Within the listing below, locate all lines containing the word "Cloud". Copy each one.

Records contained in a dataset:

==*==

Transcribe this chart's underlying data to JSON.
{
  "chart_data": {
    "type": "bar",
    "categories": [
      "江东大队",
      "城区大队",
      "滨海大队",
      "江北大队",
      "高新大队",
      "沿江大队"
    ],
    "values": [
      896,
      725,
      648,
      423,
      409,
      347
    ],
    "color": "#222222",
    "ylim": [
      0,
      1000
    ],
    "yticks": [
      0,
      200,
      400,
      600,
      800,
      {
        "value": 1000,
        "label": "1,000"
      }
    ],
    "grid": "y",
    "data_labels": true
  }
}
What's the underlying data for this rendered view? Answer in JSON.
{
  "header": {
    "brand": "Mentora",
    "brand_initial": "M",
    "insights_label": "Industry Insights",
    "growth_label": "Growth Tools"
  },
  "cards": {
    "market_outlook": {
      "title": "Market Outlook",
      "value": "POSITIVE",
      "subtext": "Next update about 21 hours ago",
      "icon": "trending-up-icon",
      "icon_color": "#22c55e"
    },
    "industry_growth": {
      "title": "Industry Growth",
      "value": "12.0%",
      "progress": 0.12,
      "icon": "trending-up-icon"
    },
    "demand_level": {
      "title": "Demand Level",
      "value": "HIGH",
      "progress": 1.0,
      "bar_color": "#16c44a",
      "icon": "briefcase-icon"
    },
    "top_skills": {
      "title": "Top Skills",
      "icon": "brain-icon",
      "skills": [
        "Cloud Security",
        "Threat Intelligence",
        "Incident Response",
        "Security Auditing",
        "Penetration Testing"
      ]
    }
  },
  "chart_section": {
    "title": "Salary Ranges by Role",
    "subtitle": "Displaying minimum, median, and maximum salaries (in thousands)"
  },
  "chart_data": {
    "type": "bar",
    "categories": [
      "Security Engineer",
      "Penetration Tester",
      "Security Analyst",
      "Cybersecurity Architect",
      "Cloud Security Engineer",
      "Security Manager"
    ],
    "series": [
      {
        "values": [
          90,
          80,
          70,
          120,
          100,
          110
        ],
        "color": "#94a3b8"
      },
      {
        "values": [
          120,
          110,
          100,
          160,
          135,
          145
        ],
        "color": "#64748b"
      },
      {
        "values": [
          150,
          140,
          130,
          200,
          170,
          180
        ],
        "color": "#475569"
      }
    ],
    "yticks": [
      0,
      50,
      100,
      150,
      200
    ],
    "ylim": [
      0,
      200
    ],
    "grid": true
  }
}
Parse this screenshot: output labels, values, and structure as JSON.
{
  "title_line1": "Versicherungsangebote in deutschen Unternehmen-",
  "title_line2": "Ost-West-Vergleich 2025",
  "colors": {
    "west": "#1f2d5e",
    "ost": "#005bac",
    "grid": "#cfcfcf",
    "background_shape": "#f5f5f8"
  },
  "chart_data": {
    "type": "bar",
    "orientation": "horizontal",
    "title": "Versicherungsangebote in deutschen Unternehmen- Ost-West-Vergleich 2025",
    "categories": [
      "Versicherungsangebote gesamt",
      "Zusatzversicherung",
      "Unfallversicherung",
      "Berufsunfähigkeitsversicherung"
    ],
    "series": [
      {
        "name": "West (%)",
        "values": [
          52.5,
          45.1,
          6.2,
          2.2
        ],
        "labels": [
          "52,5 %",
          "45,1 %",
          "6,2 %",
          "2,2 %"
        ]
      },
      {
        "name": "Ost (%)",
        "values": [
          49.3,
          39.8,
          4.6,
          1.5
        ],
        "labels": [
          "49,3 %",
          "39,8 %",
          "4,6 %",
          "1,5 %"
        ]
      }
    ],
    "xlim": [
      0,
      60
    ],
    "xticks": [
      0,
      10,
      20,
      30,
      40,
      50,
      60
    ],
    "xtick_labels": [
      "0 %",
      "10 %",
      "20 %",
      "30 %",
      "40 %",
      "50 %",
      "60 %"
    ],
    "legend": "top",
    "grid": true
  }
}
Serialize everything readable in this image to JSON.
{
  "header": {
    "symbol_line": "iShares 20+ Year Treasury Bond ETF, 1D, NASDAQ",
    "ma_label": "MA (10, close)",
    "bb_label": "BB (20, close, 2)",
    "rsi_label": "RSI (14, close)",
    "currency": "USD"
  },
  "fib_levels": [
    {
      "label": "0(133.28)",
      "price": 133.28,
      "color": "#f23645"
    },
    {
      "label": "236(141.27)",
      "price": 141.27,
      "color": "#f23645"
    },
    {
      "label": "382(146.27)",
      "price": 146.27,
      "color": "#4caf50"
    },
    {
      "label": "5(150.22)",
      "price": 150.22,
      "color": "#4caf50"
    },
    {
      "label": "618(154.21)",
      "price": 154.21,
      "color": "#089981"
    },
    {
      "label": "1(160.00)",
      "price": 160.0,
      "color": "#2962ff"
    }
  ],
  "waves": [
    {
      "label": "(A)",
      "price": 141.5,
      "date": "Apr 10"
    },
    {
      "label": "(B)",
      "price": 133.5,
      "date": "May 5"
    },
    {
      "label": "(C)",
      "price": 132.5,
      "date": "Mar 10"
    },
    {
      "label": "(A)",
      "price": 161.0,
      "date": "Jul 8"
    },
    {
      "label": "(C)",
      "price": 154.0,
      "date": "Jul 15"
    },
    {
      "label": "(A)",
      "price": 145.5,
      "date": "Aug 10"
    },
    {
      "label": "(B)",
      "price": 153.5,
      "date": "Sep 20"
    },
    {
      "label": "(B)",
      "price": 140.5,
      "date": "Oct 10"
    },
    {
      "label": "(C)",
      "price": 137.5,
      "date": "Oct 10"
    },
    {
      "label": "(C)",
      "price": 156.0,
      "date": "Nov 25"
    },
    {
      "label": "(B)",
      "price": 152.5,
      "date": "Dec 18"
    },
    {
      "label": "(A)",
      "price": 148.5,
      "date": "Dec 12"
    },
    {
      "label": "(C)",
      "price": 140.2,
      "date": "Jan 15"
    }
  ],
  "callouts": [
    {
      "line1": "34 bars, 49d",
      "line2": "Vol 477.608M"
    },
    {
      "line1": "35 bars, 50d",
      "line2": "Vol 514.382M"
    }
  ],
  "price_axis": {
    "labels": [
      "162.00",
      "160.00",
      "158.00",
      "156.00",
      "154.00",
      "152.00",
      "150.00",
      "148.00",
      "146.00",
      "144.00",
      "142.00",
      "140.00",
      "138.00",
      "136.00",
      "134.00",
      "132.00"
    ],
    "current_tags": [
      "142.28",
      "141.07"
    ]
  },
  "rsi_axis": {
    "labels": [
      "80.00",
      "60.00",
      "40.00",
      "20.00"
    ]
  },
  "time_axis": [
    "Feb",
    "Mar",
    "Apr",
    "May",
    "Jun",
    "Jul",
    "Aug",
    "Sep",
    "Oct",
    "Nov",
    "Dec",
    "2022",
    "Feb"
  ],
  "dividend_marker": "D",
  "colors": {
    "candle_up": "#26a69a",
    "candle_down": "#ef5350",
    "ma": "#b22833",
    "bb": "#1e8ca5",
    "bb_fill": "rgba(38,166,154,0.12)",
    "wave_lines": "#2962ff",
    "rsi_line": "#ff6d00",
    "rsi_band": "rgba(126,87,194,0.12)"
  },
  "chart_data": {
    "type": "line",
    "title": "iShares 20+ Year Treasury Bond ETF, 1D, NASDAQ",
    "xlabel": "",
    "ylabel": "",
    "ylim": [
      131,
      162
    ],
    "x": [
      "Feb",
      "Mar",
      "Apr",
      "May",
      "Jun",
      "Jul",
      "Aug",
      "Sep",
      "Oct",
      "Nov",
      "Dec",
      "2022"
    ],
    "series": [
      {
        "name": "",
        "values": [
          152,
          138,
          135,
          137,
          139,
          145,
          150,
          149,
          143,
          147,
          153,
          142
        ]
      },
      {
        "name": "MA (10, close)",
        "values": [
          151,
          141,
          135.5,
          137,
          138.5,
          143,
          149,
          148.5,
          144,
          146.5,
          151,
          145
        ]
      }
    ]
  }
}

==*==

◆ **Reply to the task**:
        "Cloud Security",
      "Cloud Security Engineer",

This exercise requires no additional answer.